**What to work on**
Pictures do not belong in the copy. Return all of the entries exactly.

**Task inputs**
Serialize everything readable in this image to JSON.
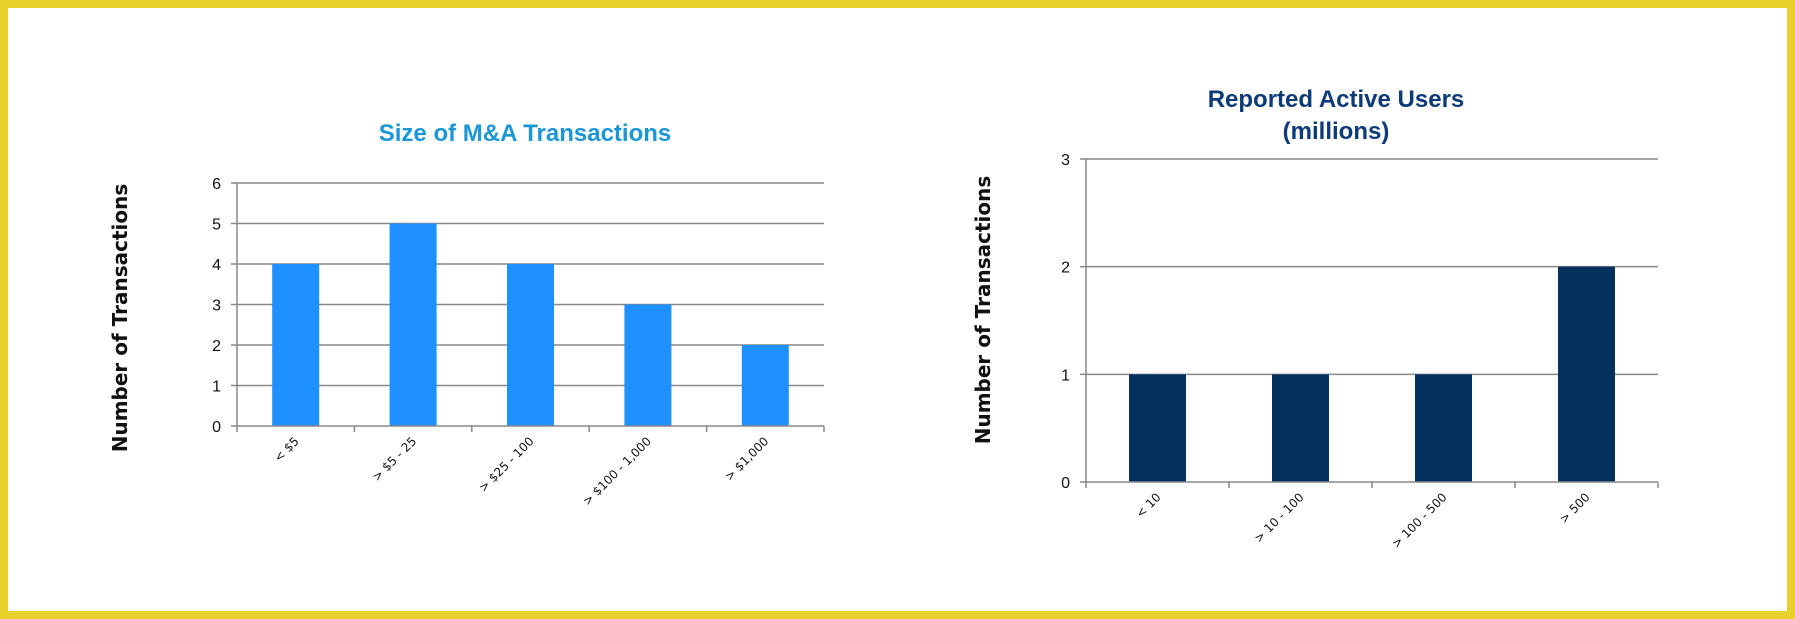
{
  "chart_data": [
    {
      "type": "bar",
      "title": "Size of M&A Transactions",
      "title_lines": [
        "Size of M&A Transactions"
      ],
      "xlabel": "",
      "ylabel": "Number of Transactions",
      "categories": [
        "< $5",
        "> $5 - 25",
        "> $25 - 100",
        "> $100 - 1,000",
        "> $1,000"
      ],
      "series": [
        {
          "values": [
            4,
            5,
            4,
            3,
            2
          ]
        }
      ],
      "ylim": [
        0,
        6
      ],
      "yticks": [
        0,
        1,
        2,
        3,
        4,
        5,
        6
      ],
      "grid": true,
      "legend": "none",
      "bar_color": "#1e90ff",
      "title_color": "#1b96d6"
    },
    {
      "type": "bar",
      "title": "Reported Active Users (millions)",
      "title_lines": [
        "Reported Active Users",
        "(millions)"
      ],
      "xlabel": "",
      "ylabel": "Number of Transactions",
      "categories": [
        "< 10",
        "> 10 - 100",
        "> 100 - 500",
        "> 500"
      ],
      "series": [
        {
          "values": [
            1,
            1,
            1,
            2
          ]
        }
      ],
      "ylim": [
        0,
        3
      ],
      "yticks": [
        0,
        1,
        2,
        3
      ],
      "grid": true,
      "legend": "none",
      "bar_color": "#04305e",
      "title_color": "#0d3b78"
    }
  ],
  "colors": {
    "frame_border": "#e7d12a",
    "axis": "#888888",
    "grid": "#888888"
  }
}
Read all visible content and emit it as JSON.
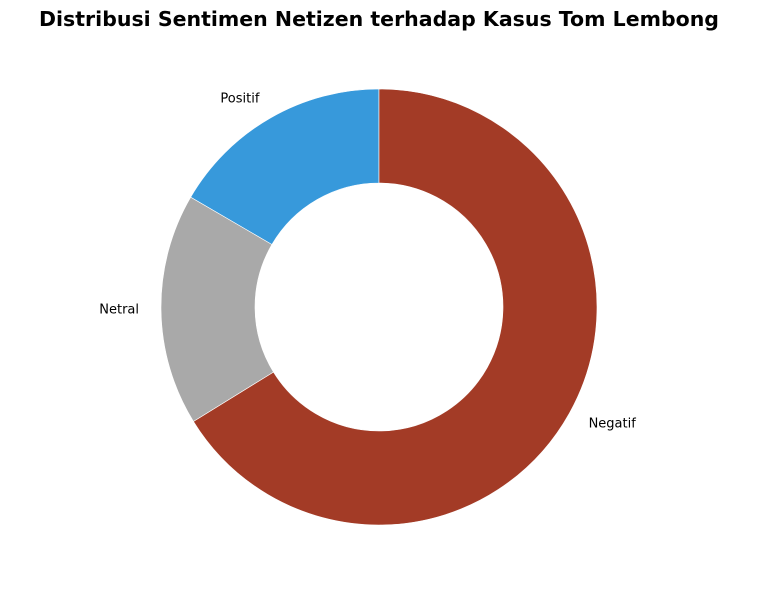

**Answer to the problem**
Serialize everything readable in this image to JSON.
{
  "chart_data": [
    {
      "type": "bar",
      "title": "Size of M&A Transactions",
      "title_lines": [
        "Size of M&A Transactions"
      ],
      "xlabel": "",
      "ylabel": "Number of Transactions",
      "categories": [
        "< $5",
        "> $5 - 25",
        "> $25 - 100",
        "> $100 - 1,000",
        "> $1,000"
      ],
      "series": [
        {
          "values": [
            4,
            5,
            4,
            3,
            2
          ]
        }
      ],
      "ylim": [
        0,
        6
      ],
      "yticks": [
        0,
        1,
        2,
        3,
        4,
        5,
        6
      ],
      "grid": true,
      "legend": "none",
      "bar_color": "#1e90ff",
      "title_color": "#1b96d6"
    },
    {
      "type": "bar",
      "title": "Reported Active Users (millions)",
      "title_lines": [
        "Reported Active Users",
        "(millions)"
      ],
      "xlabel": "",
      "ylabel": "Number of Transactions",
      "categories": [
        "< 10",
        "> 10 - 100",
        "> 100 - 500",
        "> 500"
      ],
      "series": [
        {
          "values": [
            1,
            1,
            1,
            2
          ]
        }
      ],
      "ylim": [
        0,
        3
      ],
      "yticks": [
        0,
        1,
        2,
        3
      ],
      "grid": true,
      "legend": "none",
      "bar_color": "#04305e",
      "title_color": "#0d3b78"
    }
  ],
  "colors": {
    "frame_border": "#e7d12a",
    "axis": "#888888",
    "grid": "#888888"
  }
}
Read all visible content and emit it as JSON.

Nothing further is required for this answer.